Across the data below, count every line where the string "during" appears. Answer with the number alone.

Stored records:
______________________________

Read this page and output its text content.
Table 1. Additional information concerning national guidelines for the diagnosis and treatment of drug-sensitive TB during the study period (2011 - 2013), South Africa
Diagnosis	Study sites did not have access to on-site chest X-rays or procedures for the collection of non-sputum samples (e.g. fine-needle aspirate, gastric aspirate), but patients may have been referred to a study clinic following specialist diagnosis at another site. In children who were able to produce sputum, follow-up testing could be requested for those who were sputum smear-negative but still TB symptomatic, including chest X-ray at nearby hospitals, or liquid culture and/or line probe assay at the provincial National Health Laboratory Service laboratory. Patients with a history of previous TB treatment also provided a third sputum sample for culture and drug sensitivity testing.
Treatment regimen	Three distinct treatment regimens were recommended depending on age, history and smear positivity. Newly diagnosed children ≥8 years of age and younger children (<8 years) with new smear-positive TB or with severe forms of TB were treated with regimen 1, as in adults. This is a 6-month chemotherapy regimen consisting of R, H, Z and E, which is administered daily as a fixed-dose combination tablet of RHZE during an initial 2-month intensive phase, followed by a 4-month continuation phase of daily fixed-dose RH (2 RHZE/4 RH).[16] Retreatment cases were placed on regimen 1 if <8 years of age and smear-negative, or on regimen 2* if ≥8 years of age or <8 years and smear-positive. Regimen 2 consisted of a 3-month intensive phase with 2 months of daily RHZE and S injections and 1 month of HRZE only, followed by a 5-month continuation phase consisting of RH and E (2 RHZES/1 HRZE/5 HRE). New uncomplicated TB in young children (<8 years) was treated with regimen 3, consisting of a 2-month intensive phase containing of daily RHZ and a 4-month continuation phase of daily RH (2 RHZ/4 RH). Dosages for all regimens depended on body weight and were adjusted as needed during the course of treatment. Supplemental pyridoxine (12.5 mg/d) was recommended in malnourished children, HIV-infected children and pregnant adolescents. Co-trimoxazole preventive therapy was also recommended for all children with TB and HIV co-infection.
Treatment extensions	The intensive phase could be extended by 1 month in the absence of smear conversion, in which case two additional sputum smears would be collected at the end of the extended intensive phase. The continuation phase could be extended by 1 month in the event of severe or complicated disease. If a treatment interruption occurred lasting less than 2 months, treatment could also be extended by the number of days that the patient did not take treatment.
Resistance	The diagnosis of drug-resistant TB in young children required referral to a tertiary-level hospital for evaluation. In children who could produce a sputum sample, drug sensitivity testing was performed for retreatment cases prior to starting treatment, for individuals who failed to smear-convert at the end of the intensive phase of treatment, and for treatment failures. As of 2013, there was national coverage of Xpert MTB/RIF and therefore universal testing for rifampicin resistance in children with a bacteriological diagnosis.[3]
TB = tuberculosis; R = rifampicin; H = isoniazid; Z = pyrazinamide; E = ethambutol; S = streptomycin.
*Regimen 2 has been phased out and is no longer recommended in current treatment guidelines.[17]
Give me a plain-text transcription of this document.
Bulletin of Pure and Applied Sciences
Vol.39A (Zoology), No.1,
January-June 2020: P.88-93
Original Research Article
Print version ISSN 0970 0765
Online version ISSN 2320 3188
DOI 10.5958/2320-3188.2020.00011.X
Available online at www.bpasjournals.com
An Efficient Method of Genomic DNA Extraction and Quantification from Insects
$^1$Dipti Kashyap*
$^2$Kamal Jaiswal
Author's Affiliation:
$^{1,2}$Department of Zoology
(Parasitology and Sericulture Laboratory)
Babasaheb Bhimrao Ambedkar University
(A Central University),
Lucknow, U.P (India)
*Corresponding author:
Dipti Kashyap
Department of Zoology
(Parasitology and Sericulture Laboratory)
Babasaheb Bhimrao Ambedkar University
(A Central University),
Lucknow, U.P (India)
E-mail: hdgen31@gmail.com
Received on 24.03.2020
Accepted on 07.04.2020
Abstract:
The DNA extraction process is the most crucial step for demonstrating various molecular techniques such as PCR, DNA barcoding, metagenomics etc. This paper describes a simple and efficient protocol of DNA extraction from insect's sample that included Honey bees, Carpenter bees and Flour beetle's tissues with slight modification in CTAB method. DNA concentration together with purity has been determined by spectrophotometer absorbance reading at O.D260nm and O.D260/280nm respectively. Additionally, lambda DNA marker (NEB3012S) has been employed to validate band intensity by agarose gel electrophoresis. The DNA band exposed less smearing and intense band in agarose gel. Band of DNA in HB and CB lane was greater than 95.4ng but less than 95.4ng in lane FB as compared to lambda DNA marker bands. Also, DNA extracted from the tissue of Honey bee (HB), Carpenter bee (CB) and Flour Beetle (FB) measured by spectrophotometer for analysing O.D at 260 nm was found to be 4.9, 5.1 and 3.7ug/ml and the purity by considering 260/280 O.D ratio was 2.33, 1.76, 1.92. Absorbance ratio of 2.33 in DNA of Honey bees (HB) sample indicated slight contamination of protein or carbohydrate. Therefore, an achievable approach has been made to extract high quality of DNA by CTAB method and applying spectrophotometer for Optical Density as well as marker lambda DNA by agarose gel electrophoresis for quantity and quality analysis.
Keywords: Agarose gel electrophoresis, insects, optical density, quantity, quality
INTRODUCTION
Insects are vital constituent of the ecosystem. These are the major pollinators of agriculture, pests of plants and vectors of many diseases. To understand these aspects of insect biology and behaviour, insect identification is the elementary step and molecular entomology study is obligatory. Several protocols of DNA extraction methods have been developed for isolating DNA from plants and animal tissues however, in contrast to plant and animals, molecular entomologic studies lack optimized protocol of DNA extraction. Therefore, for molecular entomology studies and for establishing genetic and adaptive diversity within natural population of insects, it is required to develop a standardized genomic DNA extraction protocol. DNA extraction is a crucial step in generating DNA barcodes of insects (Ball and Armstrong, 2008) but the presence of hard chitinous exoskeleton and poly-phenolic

______________________________

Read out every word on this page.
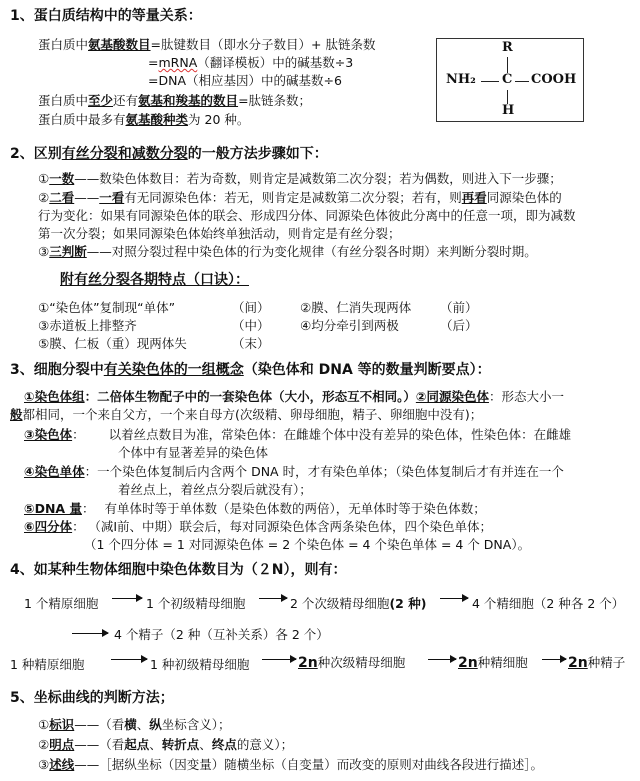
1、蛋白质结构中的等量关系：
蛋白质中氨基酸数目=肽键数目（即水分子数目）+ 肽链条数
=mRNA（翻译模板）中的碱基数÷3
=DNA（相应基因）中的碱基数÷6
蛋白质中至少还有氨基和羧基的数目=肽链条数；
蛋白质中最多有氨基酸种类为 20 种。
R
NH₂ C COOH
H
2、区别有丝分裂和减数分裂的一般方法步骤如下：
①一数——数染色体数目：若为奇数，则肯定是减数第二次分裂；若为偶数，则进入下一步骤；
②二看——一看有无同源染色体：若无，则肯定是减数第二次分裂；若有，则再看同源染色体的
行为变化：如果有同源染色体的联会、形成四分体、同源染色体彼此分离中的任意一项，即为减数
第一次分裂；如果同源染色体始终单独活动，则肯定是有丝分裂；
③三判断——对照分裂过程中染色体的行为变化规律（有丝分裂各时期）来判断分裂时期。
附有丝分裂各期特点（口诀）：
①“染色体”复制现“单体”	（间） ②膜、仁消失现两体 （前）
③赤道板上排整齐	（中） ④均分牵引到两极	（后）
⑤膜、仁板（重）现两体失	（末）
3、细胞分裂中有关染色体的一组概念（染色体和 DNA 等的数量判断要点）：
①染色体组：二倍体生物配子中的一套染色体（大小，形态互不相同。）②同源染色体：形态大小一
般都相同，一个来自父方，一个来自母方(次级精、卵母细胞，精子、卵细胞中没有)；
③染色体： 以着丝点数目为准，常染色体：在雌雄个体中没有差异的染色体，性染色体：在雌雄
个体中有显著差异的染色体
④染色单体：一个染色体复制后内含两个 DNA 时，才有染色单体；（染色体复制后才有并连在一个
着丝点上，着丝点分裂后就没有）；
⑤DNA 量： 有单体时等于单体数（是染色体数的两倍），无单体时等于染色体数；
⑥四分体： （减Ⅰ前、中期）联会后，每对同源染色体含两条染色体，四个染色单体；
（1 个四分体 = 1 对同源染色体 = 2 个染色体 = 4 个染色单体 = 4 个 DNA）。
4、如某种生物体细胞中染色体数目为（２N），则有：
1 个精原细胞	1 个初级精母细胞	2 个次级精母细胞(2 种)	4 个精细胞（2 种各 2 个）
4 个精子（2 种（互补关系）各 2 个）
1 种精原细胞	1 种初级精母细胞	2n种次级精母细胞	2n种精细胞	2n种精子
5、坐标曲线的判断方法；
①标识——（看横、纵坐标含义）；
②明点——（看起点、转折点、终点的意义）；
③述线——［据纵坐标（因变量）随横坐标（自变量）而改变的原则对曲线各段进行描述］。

______________________________

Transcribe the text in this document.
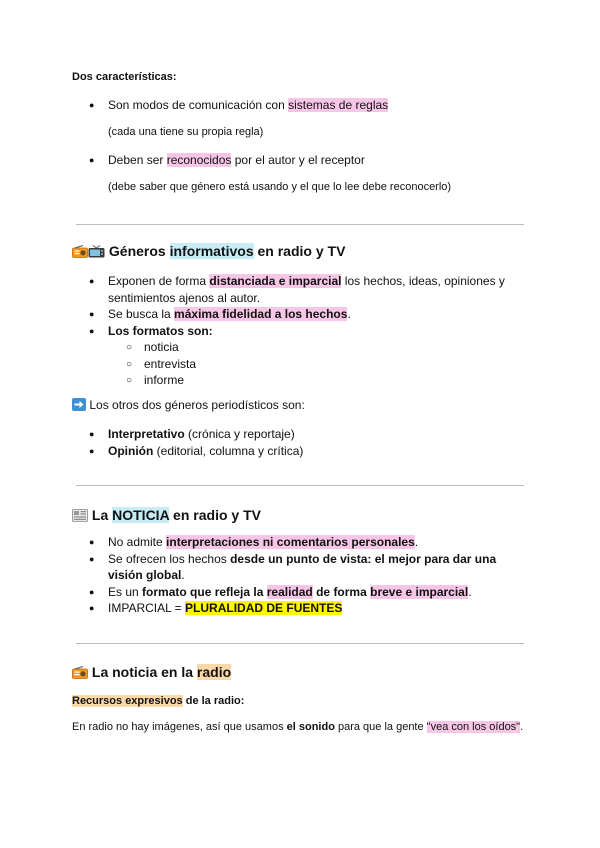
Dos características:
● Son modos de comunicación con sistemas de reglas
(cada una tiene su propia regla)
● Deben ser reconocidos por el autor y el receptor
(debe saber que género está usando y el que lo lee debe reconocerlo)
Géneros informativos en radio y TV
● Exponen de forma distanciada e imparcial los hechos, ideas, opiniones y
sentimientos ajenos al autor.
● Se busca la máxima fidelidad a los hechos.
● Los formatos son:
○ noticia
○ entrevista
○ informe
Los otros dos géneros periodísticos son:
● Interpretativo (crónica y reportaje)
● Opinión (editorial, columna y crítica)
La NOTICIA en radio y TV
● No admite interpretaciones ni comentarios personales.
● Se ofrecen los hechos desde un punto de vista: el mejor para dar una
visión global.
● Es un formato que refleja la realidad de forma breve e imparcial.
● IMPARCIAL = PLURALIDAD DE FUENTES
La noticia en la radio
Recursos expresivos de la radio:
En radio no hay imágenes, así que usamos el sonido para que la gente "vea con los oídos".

______________________________

TASK SOLUTION: 2